Set problem:
Leave the pictures out and print every record below exactly as it stands.

Information provided:
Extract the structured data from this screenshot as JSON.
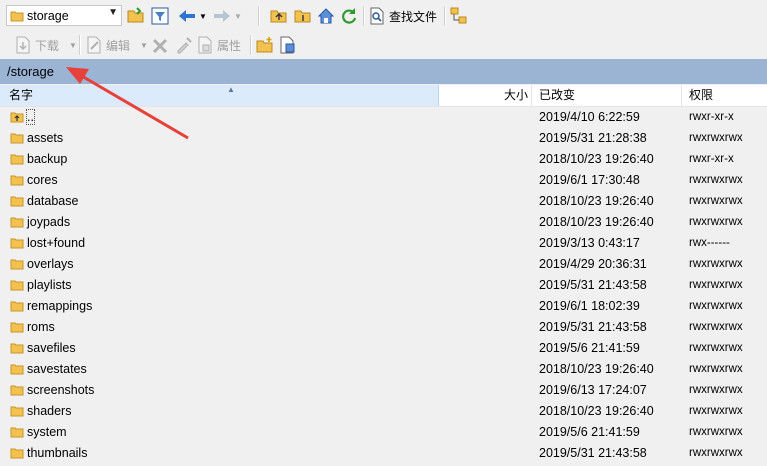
{
  "toolbar_top": {
    "location_combo": "storage",
    "find_files_label": "查找文件"
  },
  "toolbar_bottom": {
    "download_label": "下载",
    "edit_label": "编辑",
    "properties_label": "属性"
  },
  "path": "/storage",
  "columns": {
    "name": "名字",
    "size": "大小",
    "modified": "已改变",
    "permissions": "权限"
  },
  "files": [
    {
      "name": "..",
      "size": "",
      "modified": "2019/4/10 6:22:59",
      "permissions": "rwxr-xr-x",
      "icon": "parent-dir-icon"
    },
    {
      "name": "assets",
      "size": "",
      "modified": "2019/5/31 21:28:38",
      "permissions": "rwxrwxrwx",
      "icon": "folder-icon"
    },
    {
      "name": "backup",
      "size": "",
      "modified": "2018/10/23 19:26:40",
      "permissions": "rwxr-xr-x",
      "icon": "folder-icon"
    },
    {
      "name": "cores",
      "size": "",
      "modified": "2019/6/1 17:30:48",
      "permissions": "rwxrwxrwx",
      "icon": "folder-icon"
    },
    {
      "name": "database",
      "size": "",
      "modified": "2018/10/23 19:26:40",
      "permissions": "rwxrwxrwx",
      "icon": "folder-icon"
    },
    {
      "name": "joypads",
      "size": "",
      "modified": "2018/10/23 19:26:40",
      "permissions": "rwxrwxrwx",
      "icon": "folder-icon"
    },
    {
      "name": "lost+found",
      "size": "",
      "modified": "2019/3/13 0:43:17",
      "permissions": "rwx------",
      "icon": "folder-icon"
    },
    {
      "name": "overlays",
      "size": "",
      "modified": "2019/4/29 20:36:31",
      "permissions": "rwxrwxrwx",
      "icon": "folder-icon"
    },
    {
      "name": "playlists",
      "size": "",
      "modified": "2019/5/31 21:43:58",
      "permissions": "rwxrwxrwx",
      "icon": "folder-icon"
    },
    {
      "name": "remappings",
      "size": "",
      "modified": "2019/6/1 18:02:39",
      "permissions": "rwxrwxrwx",
      "icon": "folder-icon"
    },
    {
      "name": "roms",
      "size": "",
      "modified": "2019/5/31 21:43:58",
      "permissions": "rwxrwxrwx",
      "icon": "folder-icon"
    },
    {
      "name": "savefiles",
      "size": "",
      "modified": "2019/5/6 21:41:59",
      "permissions": "rwxrwxrwx",
      "icon": "folder-icon"
    },
    {
      "name": "savestates",
      "size": "",
      "modified": "2018/10/23 19:26:40",
      "permissions": "rwxrwxrwx",
      "icon": "folder-icon"
    },
    {
      "name": "screenshots",
      "size": "",
      "modified": "2019/6/13 17:24:07",
      "permissions": "rwxrwxrwx",
      "icon": "folder-icon"
    },
    {
      "name": "shaders",
      "size": "",
      "modified": "2018/10/23 19:26:40",
      "permissions": "rwxrwxrwx",
      "icon": "folder-icon"
    },
    {
      "name": "system",
      "size": "",
      "modified": "2019/5/6 21:41:59",
      "permissions": "rwxrwxrwx",
      "icon": "folder-icon"
    },
    {
      "name": "thumbnails",
      "size": "",
      "modified": "2019/5/31 21:43:58",
      "permissions": "rwxrwxrwx",
      "icon": "folder-icon"
    }
  ],
  "colors": {
    "path_bar": "#9bb4d4",
    "annotation_arrow": "#e8403a",
    "folder": "#f2c14e"
  }
}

Written answer:
Extract the structured data from this screenshot as JSON.
{
  "toolbar_top": {
    "location_combo": "storage",
    "find_files_label": "查找文件"
  },
  "toolbar_bottom": {
    "download_label": "下载",
    "edit_label": "编辑",
    "properties_label": "属性"
  },
  "path": "/storage",
  "columns": {
    "name": "名字",
    "size": "大小",
    "modified": "已改变",
    "permissions": "权限"
  },
  "files": [
    {
      "name": "..",
      "size": "",
      "modified": "2019/4/10 6:22:59",
      "permissions": "rwxr-xr-x",
      "icon": "parent-dir-icon"
    },
    {
      "name": "assets",
      "size": "",
      "modified": "2019/5/31 21:28:38",
      "permissions": "rwxrwxrwx",
      "icon": "folder-icon"
    },
    {
      "name": "backup",
      "size": "",
      "modified": "2018/10/23 19:26:40",
      "permissions": "rwxr-xr-x",
      "icon": "folder-icon"
    },
    {
      "name": "cores",
      "size": "",
      "modified": "2019/6/1 17:30:48",
      "permissions": "rwxrwxrwx",
      "icon": "folder-icon"
    },
    {
      "name": "database",
      "size": "",
      "modified": "2018/10/23 19:26:40",
      "permissions": "rwxrwxrwx",
      "icon": "folder-icon"
    },
    {
      "name": "joypads",
      "size": "",
      "modified": "2018/10/23 19:26:40",
      "permissions": "rwxrwxrwx",
      "icon": "folder-icon"
    },
    {
      "name": "lost+found",
      "size": "",
      "modified": "2019/3/13 0:43:17",
      "permissions": "rwx------",
      "icon": "folder-icon"
    },
    {
      "name": "overlays",
      "size": "",
      "modified": "2019/4/29 20:36:31",
      "permissions": "rwxrwxrwx",
      "icon": "folder-icon"
    },
    {
      "name": "playlists",
      "size": "",
      "modified": "2019/5/31 21:43:58",
      "permissions": "rwxrwxrwx",
      "icon": "folder-icon"
    },
    {
      "name": "remappings",
      "size": "",
      "modified": "2019/6/1 18:02:39",
      "permissions": "rwxrwxrwx",
      "icon": "folder-icon"
    },
    {
      "name": "roms",
      "size": "",
      "modified": "2019/5/31 21:43:58",
      "permissions": "rwxrwxrwx",
      "icon": "folder-icon"
    },
    {
      "name": "savefiles",
      "size": "",
      "modified": "2019/5/6 21:41:59",
      "permissions": "rwxrwxrwx",
      "icon": "folder-icon"
    },
    {
      "name": "savestates",
      "size": "",
      "modified": "2018/10/23 19:26:40",
      "permissions": "rwxrwxrwx",
      "icon": "folder-icon"
    },
    {
      "name": "screenshots",
      "size": "",
      "modified": "2019/6/13 17:24:07",
      "permissions": "rwxrwxrwx",
      "icon": "folder-icon"
    },
    {
      "name": "shaders",
      "size": "",
      "modified": "2018/10/23 19:26:40",
      "permissions": "rwxrwxrwx",
      "icon": "folder-icon"
    },
    {
      "name": "system",
      "size": "",
      "modified": "2019/5/6 21:41:59",
      "permissions": "rwxrwxrwx",
      "icon": "folder-icon"
    },
    {
      "name": "thumbnails",
      "size": "",
      "modified": "2019/5/31 21:43:58",
      "permissions": "rwxrwxrwx",
      "icon": "folder-icon"
    }
  ],
  "colors": {
    "path_bar": "#9bb4d4",
    "annotation_arrow": "#e8403a",
    "folder": "#f2c14e"
  }
}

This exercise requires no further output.